***** PAGE *****

31st Soviet Championship, 1963

     In the fall of 1964 I was on a cruise to the Mediterranean which you can read about HERE. One of our ports of call was the Spanish city of Barcelona. It was there that I was looking at a nice wooden chess set in a store window when a gentleman walked up and asked me if I was interested in buying a set. When I said I was, he informed me that the shop where they were made was right around the corner and then escorted me into it. Before disappearing he told the lady behind the counter to make sure that she charged me the same price that she would charge him. 
     The set is long gone, but whether it was in Barcelona or Valencia, I purchased some chess books in Spanish. One in particular was a favorite...a tournament book of the 1963 Championship of the Soviet Union that was played in Leningrad from November 23 to December 27, 1963.

***** STORED DATA *****

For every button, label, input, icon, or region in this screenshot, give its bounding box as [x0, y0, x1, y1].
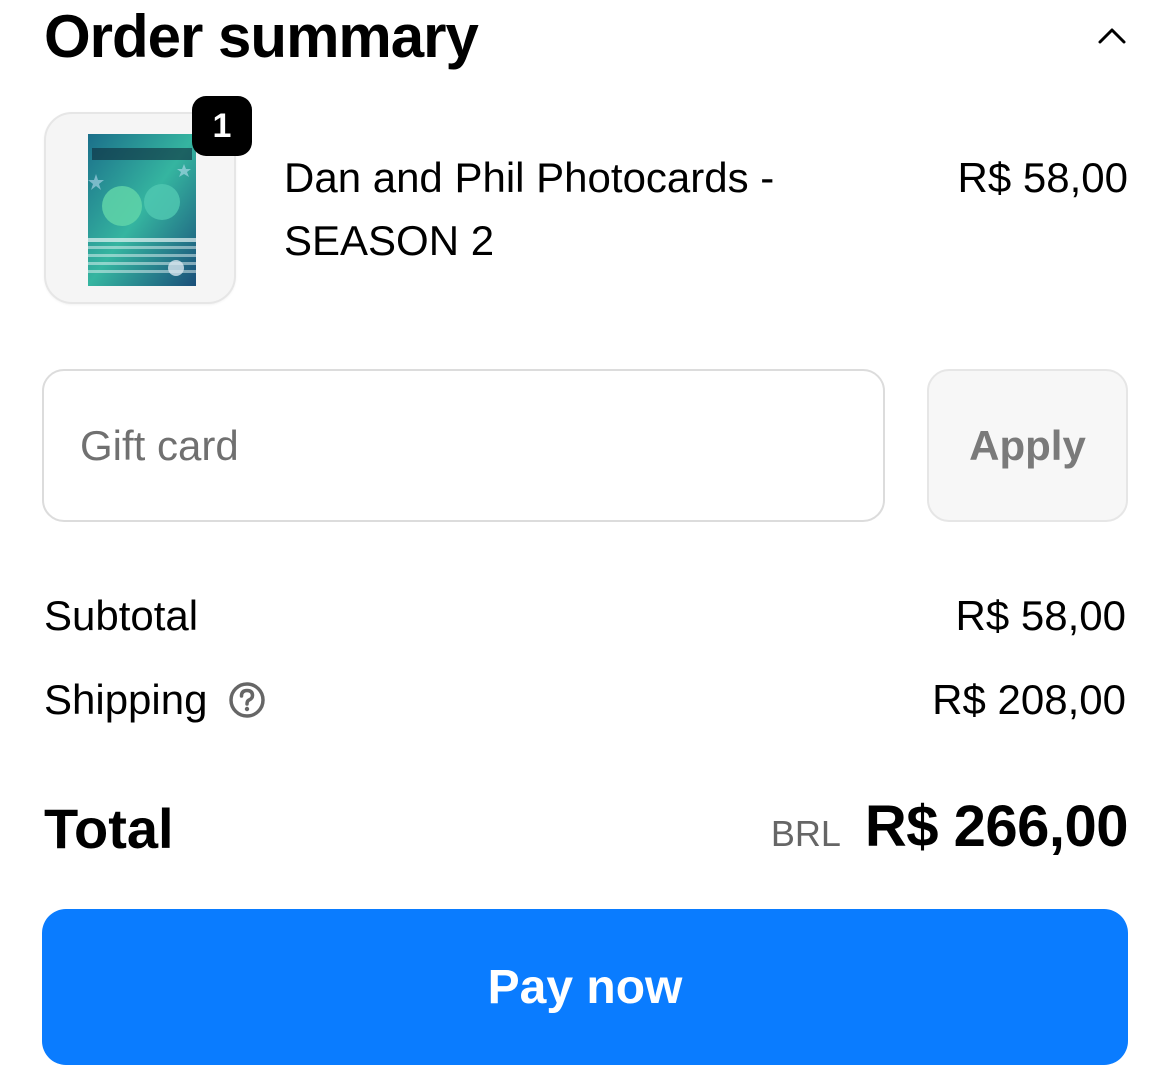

*****

JOB 1 >>
Retype the passage of the chess memoir starting with "31st Soviet Championship, 1963" and going on through "December 27, 1963.".
JOB 2 >>
Answer these questions from the chess memoir:
(a) In which city was the writer looking at a wooden chess set in a store window?
(b) In which city was the 1963 Championship of the Soviet Union played?
(c) Between which dates was that championship played?

FULL OUTPUT 1 >>
31st Soviet Championship, 1963

     In the fall of 1964 I was on a cruise to the Mediterranean which you can read about HERE. One of our ports of call was the Spanish city of Barcelona. It was there that I was looking at a nice wooden chess set in a store window when a gentleman walked up and asked me if I was interested in buying a set. When I said I was, he informed me that the shop where they were made was right around the corner and then escorted me into it. Before disappearing he told the lady behind the counter to make sure that she charged me the same price that she would charge him. 
     The set is long gone, but whether it was in Barcelona or Valencia, I purchased some chess books in Spanish. One in particular was a favorite...a tournament book of the 1963 Championship of the Soviet Union that was played in Leningrad from November 23 to December 27, 1963.

FULL OUTPUT 2 >>
(a) Barcelona
(b) Leningrad
(c) November 23 to December 27, 1963